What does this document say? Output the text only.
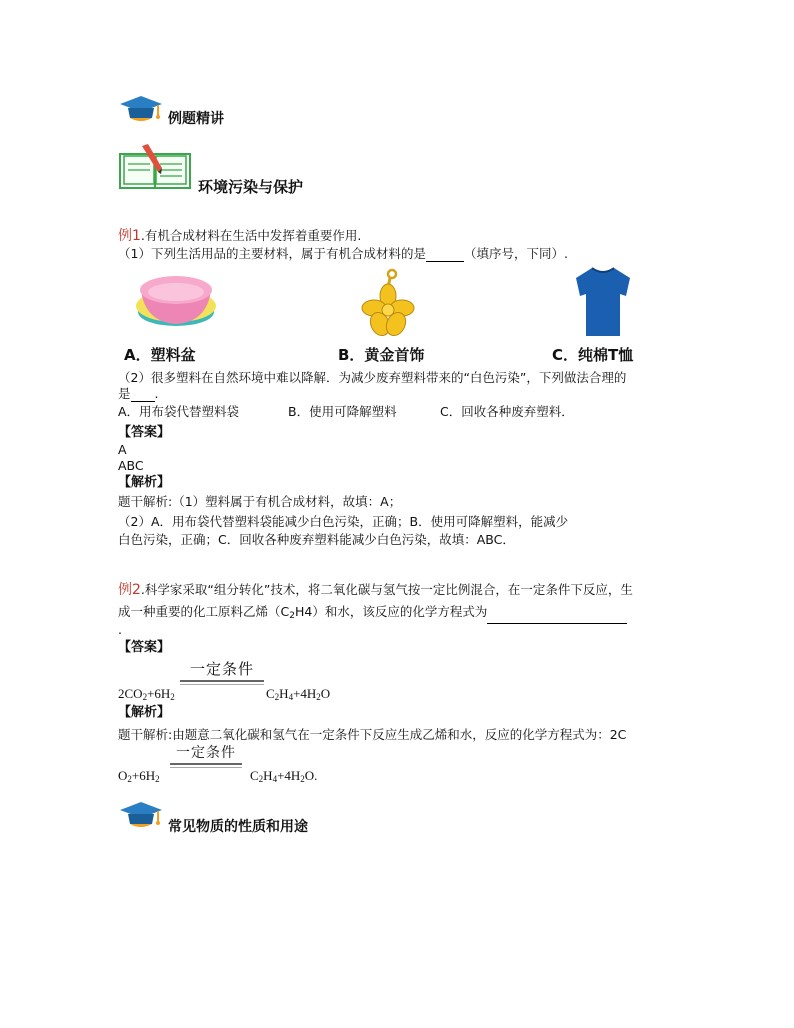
例题精讲
环境污染与保护
例1.有机合成材料在生活中发挥着重要作用.
（1）下列生活用品的主要材料，属于有机合成材料的是	（填序号，下同）.
A．塑料盆	B．黄金首饰	C．纯棉T恤
（2）很多塑料在自然环境中难以降解．为减少废弃塑料带来的“白色污染”，下列做法合理的
是 .
A．用布袋代替塑料袋	B．使用可降解塑料	C．回收各种废弃塑料．
【答案】
A
ABC
【解析】
题干解析:（1）塑料属于有机合成材料，故填：A；
（2）A．用布袋代替塑料袋能减少白色污染，正确；B．使用可降解塑料，能减少
白色污染，正确；C．回收各种废弃塑料能减少白色污染，故填：ABC．
例2.科学家采取“组分转化”技术，将二氧化碳与氢气按一定比例混合，在一定条件下反应，生
成一种重要的化工原料乙烯$(C_2H4)$和水，该反应的化学方程式为
.
【答案】
一定条件
$2CO_2+6H_2$	$C_2H_4+4H_2O$
【解析】
题干解析:由题意二氧化碳和氢气在一定条件下反应生成乙烯和水，反应的化学方程式为：2C
一定条件
$O_2+6H_2$	$C_2H_4+4H_2O$.
常见物质的性质和用途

◆ ◆ ◆ ◆ ◆

• [INSTRUCTIONS FOR THE TASK] Find all lines with "使用可降解塑料" in them and copy each one.

• [ANSWER FOR THE TASK]
A．用布袋代替塑料袋	B．使用可降解塑料	C．回收各种废弃塑料．
（2）A．用布袋代替塑料袋能减少白色污染，正确；B．使用可降解塑料，能减少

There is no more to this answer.